Task goal: Rewrite the passage on "Burnt Norton" between "At the close of 'Burnt Norton' a" and "before and after.", inclusive, changing every "shaft of sunlight" to "beam of light".

Page excerpt:

***

Helen Gardner: On "Burnt Norton"
The more familiar we become with Four Quartets, however, the more we realize that the analogy with music goes much deeper than a comparison of the sections with the movements of a quartet, or than an identification of the four elements as 'thematic material'. One is constantly reminded of music by the treatment of images, which recur with constant modifications, from their context, or from their combination with other recurring images, as a phrase recurs with modifications in music. These recurring images, like the basic symbols, are common, obvious and familiar, when we first meet them. As they recur they alter, as a phrase does when we hear it on a different instrument, or in another key, or when it is blended and combined with another phrase, or in some way turned round, or inverted. A simple example is the phrase 'a shaft of sunlight' at the close of 'Burnt Norton'. This image occurs in a rudimentary form in 'The Hollow Men', along with a moving tree and voices heard in the wind:
There, the eyes are
Sunlight on a broken column
There, is a tree swinging
And voices are
In the wind's singing
More distant and more solemn
Than a fading star.
At the close of 'Burnt Norton' a 'moment of happiness', defined in 'The Dry Salvages' as a 'sudden illumination' is made concrete by the image of a shaft of sunlight which transfigures the world:
Sudden in a shaft of sunlight
Even while the dust moves
There rises the hidden laughter
Of children in the foliage
Quick now, here, now, always --
Ridiculous the waste sad time
Stretching before and after.

***

Entries shown:
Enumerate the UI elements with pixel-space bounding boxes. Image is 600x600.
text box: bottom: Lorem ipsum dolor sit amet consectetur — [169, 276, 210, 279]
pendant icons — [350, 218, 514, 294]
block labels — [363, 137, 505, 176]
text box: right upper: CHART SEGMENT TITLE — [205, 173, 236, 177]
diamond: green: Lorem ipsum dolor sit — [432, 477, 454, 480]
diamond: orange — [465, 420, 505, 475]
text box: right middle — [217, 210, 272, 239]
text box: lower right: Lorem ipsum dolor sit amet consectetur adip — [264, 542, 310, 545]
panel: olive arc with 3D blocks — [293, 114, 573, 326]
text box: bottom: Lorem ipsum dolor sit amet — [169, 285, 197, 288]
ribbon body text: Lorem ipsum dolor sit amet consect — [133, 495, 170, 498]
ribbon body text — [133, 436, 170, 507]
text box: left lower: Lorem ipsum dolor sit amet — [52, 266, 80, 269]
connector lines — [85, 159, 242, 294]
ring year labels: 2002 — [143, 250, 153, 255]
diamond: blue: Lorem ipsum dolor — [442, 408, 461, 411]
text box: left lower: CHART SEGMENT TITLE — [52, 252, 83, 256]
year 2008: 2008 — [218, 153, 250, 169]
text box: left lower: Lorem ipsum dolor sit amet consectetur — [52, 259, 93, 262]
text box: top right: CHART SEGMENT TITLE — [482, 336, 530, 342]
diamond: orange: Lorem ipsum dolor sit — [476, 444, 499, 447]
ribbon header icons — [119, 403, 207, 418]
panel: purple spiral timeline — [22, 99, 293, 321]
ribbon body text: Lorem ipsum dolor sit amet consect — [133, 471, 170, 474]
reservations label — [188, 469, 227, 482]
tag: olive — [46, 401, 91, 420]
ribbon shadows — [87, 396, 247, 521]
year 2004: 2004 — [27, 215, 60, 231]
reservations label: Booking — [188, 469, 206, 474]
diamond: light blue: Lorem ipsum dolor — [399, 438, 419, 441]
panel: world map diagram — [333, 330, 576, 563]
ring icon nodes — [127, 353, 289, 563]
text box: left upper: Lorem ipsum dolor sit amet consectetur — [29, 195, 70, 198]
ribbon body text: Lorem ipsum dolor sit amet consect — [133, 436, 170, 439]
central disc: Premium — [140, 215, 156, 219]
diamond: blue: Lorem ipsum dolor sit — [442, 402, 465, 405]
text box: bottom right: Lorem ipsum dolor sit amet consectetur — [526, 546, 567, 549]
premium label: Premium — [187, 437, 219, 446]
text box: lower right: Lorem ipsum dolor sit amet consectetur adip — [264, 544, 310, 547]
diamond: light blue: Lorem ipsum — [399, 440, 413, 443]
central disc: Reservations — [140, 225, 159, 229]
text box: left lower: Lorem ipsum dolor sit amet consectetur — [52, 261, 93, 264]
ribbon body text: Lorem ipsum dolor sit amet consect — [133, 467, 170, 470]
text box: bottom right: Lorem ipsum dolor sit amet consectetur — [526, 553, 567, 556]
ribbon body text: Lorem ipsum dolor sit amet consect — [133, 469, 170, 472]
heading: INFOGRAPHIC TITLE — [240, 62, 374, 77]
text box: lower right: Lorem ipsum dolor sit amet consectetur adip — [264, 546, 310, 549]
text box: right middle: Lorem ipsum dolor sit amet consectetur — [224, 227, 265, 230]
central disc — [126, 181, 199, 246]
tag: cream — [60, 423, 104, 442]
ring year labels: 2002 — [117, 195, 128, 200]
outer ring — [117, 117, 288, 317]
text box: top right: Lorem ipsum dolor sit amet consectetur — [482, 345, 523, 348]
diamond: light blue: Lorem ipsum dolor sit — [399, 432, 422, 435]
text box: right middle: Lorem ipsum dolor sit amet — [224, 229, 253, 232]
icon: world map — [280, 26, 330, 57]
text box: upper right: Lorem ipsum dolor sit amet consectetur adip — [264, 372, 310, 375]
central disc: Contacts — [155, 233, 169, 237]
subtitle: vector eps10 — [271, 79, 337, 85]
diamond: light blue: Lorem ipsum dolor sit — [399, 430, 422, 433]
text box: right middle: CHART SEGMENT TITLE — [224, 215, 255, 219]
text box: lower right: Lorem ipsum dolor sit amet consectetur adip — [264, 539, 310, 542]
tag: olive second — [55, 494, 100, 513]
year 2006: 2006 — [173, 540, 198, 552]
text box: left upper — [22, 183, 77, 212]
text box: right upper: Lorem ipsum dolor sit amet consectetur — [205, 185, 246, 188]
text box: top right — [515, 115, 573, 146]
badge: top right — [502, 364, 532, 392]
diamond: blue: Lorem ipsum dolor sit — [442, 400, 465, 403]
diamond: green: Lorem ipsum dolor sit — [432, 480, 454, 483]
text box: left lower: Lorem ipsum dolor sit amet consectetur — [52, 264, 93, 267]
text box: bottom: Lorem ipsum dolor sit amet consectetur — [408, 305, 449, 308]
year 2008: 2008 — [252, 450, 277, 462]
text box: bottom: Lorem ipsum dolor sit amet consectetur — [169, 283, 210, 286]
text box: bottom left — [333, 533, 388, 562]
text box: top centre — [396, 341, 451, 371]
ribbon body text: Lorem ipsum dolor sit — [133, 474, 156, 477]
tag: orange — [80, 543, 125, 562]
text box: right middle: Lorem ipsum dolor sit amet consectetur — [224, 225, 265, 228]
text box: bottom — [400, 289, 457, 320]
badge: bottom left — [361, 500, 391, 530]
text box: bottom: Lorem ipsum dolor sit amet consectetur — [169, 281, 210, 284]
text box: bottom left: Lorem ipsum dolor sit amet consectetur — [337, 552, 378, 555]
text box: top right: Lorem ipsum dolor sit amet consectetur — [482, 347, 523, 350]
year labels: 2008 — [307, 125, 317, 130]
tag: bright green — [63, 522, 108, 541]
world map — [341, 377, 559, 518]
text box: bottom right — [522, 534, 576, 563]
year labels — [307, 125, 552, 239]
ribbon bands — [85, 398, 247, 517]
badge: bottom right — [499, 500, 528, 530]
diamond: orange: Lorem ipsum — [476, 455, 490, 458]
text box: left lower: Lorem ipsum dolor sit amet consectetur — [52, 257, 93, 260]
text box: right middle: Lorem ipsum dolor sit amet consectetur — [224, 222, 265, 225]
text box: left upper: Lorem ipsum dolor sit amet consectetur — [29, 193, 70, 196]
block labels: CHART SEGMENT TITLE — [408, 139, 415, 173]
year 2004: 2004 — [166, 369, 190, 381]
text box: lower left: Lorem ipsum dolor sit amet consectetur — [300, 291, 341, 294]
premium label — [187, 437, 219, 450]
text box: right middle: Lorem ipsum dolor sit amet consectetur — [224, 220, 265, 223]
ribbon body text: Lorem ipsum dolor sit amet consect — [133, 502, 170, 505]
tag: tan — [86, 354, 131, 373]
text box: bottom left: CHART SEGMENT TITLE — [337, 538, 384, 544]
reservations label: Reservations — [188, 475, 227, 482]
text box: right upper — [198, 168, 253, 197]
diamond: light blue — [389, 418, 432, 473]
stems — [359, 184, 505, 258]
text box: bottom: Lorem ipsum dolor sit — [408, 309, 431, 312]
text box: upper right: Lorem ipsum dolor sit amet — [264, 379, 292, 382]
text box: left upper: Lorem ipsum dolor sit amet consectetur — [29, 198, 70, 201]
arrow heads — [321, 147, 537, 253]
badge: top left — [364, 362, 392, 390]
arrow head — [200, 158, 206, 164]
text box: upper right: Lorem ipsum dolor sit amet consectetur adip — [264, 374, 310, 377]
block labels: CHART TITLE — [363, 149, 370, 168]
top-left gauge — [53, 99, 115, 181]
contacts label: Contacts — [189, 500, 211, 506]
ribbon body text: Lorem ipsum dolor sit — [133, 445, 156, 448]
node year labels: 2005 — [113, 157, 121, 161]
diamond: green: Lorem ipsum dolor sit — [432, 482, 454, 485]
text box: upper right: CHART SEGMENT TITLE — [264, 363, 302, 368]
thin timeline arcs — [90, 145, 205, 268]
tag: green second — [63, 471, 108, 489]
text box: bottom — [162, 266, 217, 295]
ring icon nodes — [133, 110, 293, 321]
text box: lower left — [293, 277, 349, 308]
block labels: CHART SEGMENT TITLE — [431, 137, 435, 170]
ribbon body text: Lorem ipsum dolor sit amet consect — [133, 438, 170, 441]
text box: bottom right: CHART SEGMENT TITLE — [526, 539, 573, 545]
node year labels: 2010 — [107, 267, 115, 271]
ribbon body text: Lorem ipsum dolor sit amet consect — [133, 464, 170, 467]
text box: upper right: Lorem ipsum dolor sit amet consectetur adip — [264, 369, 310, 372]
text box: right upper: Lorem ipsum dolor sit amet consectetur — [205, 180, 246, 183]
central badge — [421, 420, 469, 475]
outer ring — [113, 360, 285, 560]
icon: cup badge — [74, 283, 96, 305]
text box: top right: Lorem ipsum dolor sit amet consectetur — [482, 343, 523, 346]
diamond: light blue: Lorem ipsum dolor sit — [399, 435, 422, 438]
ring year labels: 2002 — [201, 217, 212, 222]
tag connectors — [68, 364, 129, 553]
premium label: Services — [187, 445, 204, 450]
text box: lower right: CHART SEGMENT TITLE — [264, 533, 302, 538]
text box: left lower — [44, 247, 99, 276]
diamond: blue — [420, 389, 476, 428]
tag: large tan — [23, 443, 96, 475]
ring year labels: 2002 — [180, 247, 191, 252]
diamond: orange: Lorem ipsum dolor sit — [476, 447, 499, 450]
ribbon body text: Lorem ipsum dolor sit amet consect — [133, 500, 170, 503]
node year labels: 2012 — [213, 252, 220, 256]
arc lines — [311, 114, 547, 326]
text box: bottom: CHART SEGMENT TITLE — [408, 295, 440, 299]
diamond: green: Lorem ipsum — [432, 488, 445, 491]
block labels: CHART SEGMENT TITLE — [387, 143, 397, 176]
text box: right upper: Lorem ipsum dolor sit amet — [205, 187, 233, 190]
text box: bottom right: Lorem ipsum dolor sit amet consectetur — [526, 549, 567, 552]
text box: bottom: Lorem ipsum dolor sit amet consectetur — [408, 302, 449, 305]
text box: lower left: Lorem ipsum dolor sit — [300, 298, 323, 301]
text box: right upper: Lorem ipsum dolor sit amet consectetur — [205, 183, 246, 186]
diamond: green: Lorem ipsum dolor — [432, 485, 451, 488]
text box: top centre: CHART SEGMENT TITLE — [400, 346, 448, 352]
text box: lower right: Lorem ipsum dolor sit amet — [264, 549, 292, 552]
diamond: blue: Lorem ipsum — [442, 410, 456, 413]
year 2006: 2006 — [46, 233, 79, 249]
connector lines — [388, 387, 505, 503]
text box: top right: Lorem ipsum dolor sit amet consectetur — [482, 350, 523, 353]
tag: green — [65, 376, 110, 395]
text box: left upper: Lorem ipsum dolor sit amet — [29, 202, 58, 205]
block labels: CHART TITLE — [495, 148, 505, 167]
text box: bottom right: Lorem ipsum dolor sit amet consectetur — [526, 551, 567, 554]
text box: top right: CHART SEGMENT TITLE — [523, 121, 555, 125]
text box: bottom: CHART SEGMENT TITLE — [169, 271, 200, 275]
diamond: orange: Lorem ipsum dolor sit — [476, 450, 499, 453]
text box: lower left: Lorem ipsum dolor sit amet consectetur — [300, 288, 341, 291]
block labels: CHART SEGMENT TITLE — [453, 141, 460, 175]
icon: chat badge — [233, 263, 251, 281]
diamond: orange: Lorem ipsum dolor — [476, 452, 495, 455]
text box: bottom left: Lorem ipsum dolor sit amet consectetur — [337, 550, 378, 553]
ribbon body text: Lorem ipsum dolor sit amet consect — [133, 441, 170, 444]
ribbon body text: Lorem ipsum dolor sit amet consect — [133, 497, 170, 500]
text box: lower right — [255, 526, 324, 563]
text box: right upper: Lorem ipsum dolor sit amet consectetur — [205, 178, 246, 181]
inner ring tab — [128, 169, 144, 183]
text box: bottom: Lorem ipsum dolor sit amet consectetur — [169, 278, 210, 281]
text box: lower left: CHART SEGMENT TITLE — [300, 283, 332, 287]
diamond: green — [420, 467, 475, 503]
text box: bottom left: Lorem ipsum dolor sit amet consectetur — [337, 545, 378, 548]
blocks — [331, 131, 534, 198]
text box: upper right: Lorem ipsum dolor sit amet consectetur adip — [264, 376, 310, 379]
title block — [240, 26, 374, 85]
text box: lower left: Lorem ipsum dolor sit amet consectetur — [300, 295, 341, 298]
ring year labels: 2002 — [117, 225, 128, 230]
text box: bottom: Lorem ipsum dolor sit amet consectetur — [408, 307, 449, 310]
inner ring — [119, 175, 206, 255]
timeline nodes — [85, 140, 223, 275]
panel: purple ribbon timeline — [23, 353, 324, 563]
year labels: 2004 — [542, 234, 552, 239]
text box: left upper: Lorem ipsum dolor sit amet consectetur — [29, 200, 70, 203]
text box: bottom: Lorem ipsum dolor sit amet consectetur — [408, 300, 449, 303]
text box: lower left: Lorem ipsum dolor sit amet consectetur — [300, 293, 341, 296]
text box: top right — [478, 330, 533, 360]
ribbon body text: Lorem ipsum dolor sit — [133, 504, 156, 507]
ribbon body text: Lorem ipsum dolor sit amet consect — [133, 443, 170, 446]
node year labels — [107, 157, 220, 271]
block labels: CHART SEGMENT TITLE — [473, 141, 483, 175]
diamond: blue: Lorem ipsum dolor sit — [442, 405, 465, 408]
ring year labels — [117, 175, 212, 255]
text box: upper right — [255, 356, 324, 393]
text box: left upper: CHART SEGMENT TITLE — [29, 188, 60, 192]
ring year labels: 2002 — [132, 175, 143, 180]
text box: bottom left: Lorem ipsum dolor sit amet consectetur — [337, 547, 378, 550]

***

Full response:
At the close of 'Burnt Norton' a 'moment of happiness', defined in 'The Dry Salvages' as a 'sudden illumination' is made concrete by the image of a beam of light which transfigures the world:
Sudden in a beam of light
Even while the dust moves
There rises the hidden laughter
Of children in the foliage
Quick now, here, now, always --
Ridiculous the waste sad time
Stretching before and after.